## TASK DETAILS
Repeat the material below word for word and leave out all pictures.

## SUPPLIED MATERIAL
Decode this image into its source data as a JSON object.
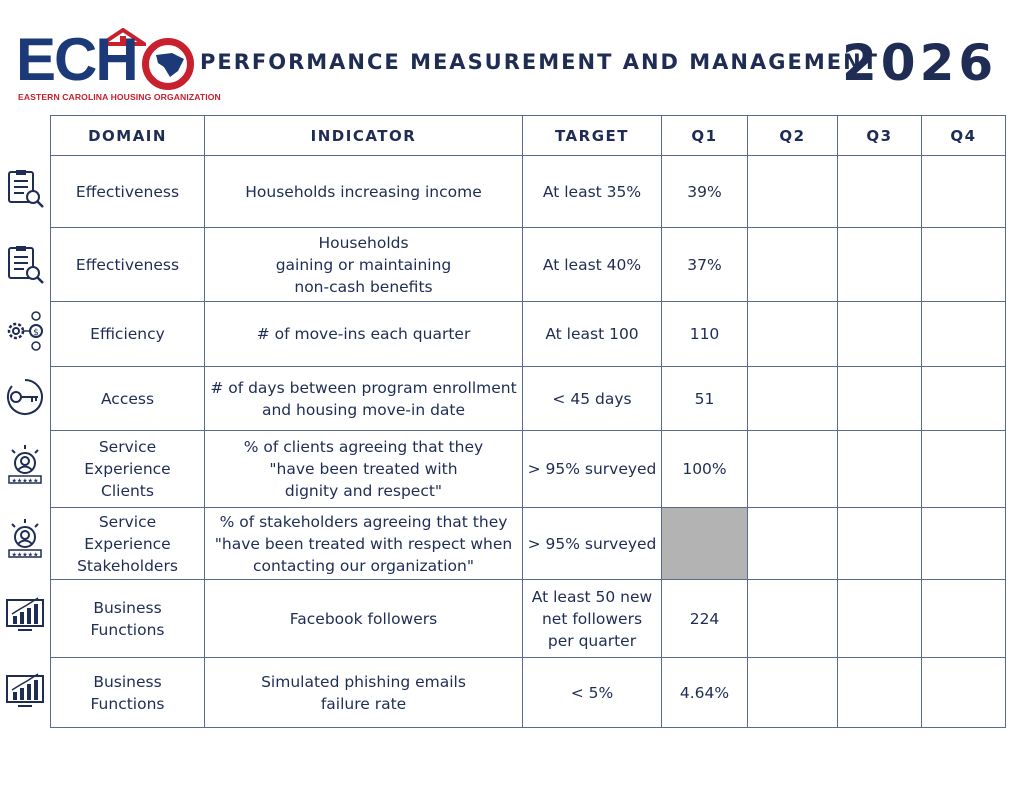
{
  "logo": {
    "wordmark": "ECHO",
    "tagline": "EASTERN CAROLINA HOUSING ORGANIZATION"
  },
  "header": {
    "title": "PERFORMANCE MEASUREMENT AND MANAGEMENT",
    "year": "2026"
  },
  "table": {
    "columns": [
      "DOMAIN",
      "INDICATOR",
      "TARGET",
      "Q1",
      "Q2",
      "Q3",
      "Q4"
    ],
    "rows": [
      {
        "icon": "checklist-magnifier-icon",
        "domain": "Effectiveness",
        "indicator": "Households increasing income",
        "target": "At least 35%",
        "q1": "39%",
        "q2": "",
        "q3": "",
        "q4": ""
      },
      {
        "icon": "checklist-magnifier-icon",
        "domain": "Effectiveness",
        "indicator": "Households\ngaining or maintaining\nnon-cash benefits",
        "target": "At least 40%",
        "q1": "37%",
        "q2": "",
        "q3": "",
        "q4": ""
      },
      {
        "icon": "gears-dollar-icon",
        "domain": "Efficiency",
        "indicator": "# of move-ins each quarter",
        "target": "At least 100",
        "q1": "110",
        "q2": "",
        "q3": "",
        "q4": ""
      },
      {
        "icon": "key-icon",
        "domain": "Access",
        "indicator": "# of days between program enrollment\nand housing move-in date",
        "target": "< 45 days",
        "q1": "51",
        "q2": "",
        "q3": "",
        "q4": ""
      },
      {
        "icon": "person-rating-icon",
        "domain": "Service Experience\nClients",
        "indicator": "% of clients agreeing that they\n\"have been treated with\ndignity and respect\"",
        "target": "> 95% surveyed",
        "q1": "100%",
        "q2": "",
        "q3": "",
        "q4": ""
      },
      {
        "icon": "person-rating-icon",
        "domain": "Service Experience\nStakeholders",
        "indicator": "% of stakeholders agreeing that they\n\"have been treated with respect when\ncontacting our organization\"",
        "target": "> 95% surveyed",
        "q1": "",
        "q2": "",
        "q3": "",
        "q4": ""
      },
      {
        "icon": "growth-chart-monitor-icon",
        "domain": "Business Functions",
        "indicator": "Facebook followers",
        "target": "At least 50 new\nnet followers\nper quarter",
        "q1": "224",
        "q2": "",
        "q3": "",
        "q4": ""
      },
      {
        "icon": "growth-chart-monitor-icon",
        "domain": "Business Functions",
        "indicator": "Simulated phishing emails\nfailure rate",
        "target": "< 5%",
        "q1": "4.64%",
        "q2": "",
        "q3": "",
        "q4": ""
      }
    ]
  },
  "colors": {
    "navy": "#1f2d55",
    "logo_blue": "#1d3a78",
    "logo_red": "#c8202d",
    "grey_cell": "#b3b3b3"
  }
}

## COMPLETED EXERCISE
Decode this image into its source data as a JSON object.
{
  "logo": {
    "wordmark": "ECHO",
    "tagline": "EASTERN CAROLINA HOUSING ORGANIZATION"
  },
  "header": {
    "title": "PERFORMANCE MEASUREMENT AND MANAGEMENT",
    "year": "2026"
  },
  "table": {
    "columns": [
      "DOMAIN",
      "INDICATOR",
      "TARGET",
      "Q1",
      "Q2",
      "Q3",
      "Q4"
    ],
    "rows": [
      {
        "icon": "checklist-magnifier-icon",
        "domain": "Effectiveness",
        "indicator": "Households increasing income",
        "target": "At least 35%",
        "q1": "39%",
        "q2": "",
        "q3": "",
        "q4": ""
      },
      {
        "icon": "checklist-magnifier-icon",
        "domain": "Effectiveness",
        "indicator": "Households\ngaining or maintaining\nnon-cash benefits",
        "target": "At least 40%",
        "q1": "37%",
        "q2": "",
        "q3": "",
        "q4": ""
      },
      {
        "icon": "gears-dollar-icon",
        "domain": "Efficiency",
        "indicator": "# of move-ins each quarter",
        "target": "At least 100",
        "q1": "110",
        "q2": "",
        "q3": "",
        "q4": ""
      },
      {
        "icon": "key-icon",
        "domain": "Access",
        "indicator": "# of days between program enrollment\nand housing move-in date",
        "target": "< 45 days",
        "q1": "51",
        "q2": "",
        "q3": "",
        "q4": ""
      },
      {
        "icon": "person-rating-icon",
        "domain": "Service Experience\nClients",
        "indicator": "% of clients agreeing that they\n\"have been treated with\ndignity and respect\"",
        "target": "> 95% surveyed",
        "q1": "100%",
        "q2": "",
        "q3": "",
        "q4": ""
      },
      {
        "icon": "person-rating-icon",
        "domain": "Service Experience\nStakeholders",
        "indicator": "% of stakeholders agreeing that they\n\"have been treated with respect when\ncontacting our organization\"",
        "target": "> 95% surveyed",
        "q1": "",
        "q2": "",
        "q3": "",
        "q4": ""
      },
      {
        "icon": "growth-chart-monitor-icon",
        "domain": "Business Functions",
        "indicator": "Facebook followers",
        "target": "At least 50 new\nnet followers\nper quarter",
        "q1": "224",
        "q2": "",
        "q3": "",
        "q4": ""
      },
      {
        "icon": "growth-chart-monitor-icon",
        "domain": "Business Functions",
        "indicator": "Simulated phishing emails\nfailure rate",
        "target": "< 5%",
        "q1": "4.64%",
        "q2": "",
        "q3": "",
        "q4": ""
      }
    ]
  },
  "colors": {
    "navy": "#1f2d55",
    "logo_blue": "#1d3a78",
    "logo_red": "#c8202d",
    "grey_cell": "#b3b3b3"
  }
}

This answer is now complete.